__Problem__: Copy out all the entries word for word.

Stored data:
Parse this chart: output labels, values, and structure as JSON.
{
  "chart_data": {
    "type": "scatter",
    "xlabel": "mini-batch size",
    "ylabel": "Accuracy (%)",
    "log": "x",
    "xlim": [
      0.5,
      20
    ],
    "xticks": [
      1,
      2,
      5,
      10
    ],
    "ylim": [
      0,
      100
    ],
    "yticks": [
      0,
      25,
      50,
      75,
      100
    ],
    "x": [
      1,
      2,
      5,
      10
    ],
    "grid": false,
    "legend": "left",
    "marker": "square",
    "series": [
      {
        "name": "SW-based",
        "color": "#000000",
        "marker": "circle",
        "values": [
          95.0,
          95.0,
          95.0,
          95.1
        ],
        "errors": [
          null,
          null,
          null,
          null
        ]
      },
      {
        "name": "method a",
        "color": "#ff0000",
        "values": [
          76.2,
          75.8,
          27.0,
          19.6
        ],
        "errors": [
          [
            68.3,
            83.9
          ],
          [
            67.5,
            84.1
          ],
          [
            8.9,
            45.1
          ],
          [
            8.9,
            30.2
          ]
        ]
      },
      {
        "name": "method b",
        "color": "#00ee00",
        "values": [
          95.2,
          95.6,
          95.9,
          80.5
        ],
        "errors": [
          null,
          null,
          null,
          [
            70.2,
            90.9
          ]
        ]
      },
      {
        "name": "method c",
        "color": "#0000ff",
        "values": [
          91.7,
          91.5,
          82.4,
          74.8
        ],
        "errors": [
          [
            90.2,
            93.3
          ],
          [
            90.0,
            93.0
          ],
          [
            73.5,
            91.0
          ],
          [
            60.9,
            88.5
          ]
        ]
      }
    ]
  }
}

__Result__:
Parse this chart: output labels, values, and structure as JSON.
{
  "chart_data": {
    "type": "scatter",
    "xlabel": "mini-batch size",
    "ylabel": "Accuracy (%)",
    "log": "x",
    "xlim": [
      0.5,
      20
    ],
    "xticks": [
      1,
      2,
      5,
      10
    ],
    "ylim": [
      0,
      100
    ],
    "yticks": [
      0,
      25,
      50,
      75,
      100
    ],
    "x": [
      1,
      2,
      5,
      10
    ],
    "grid": false,
    "legend": "left",
    "marker": "square",
    "series": [
      {
        "name": "SW-based",
        "color": "#000000",
        "marker": "circle",
        "values": [
          95.0,
          95.0,
          95.0,
          95.1
        ],
        "errors": [
          null,
          null,
          null,
          null
        ]
      },
      {
        "name": "method a",
        "color": "#ff0000",
        "values": [
          76.2,
          75.8,
          27.0,
          19.6
        ],
        "errors": [
          [
            68.3,
            83.9
          ],
          [
            67.5,
            84.1
          ],
          [
            8.9,
            45.1
          ],
          [
            8.9,
            30.2
          ]
        ]
      },
      {
        "name": "method b",
        "color": "#00ee00",
        "values": [
          95.2,
          95.6,
          95.9,
          80.5
        ],
        "errors": [
          null,
          null,
          null,
          [
            70.2,
            90.9
          ]
        ]
      },
      {
        "name": "method c",
        "color": "#0000ff",
        "values": [
          91.7,
          91.5,
          82.4,
          74.8
        ],
        "errors": [
          [
            90.2,
            93.3
          ],
          [
            90.0,
            93.0
          ],
          [
            73.5,
            91.0
          ],
          [
            60.9,
            88.5
          ]
        ]
      }
    ]
  }
}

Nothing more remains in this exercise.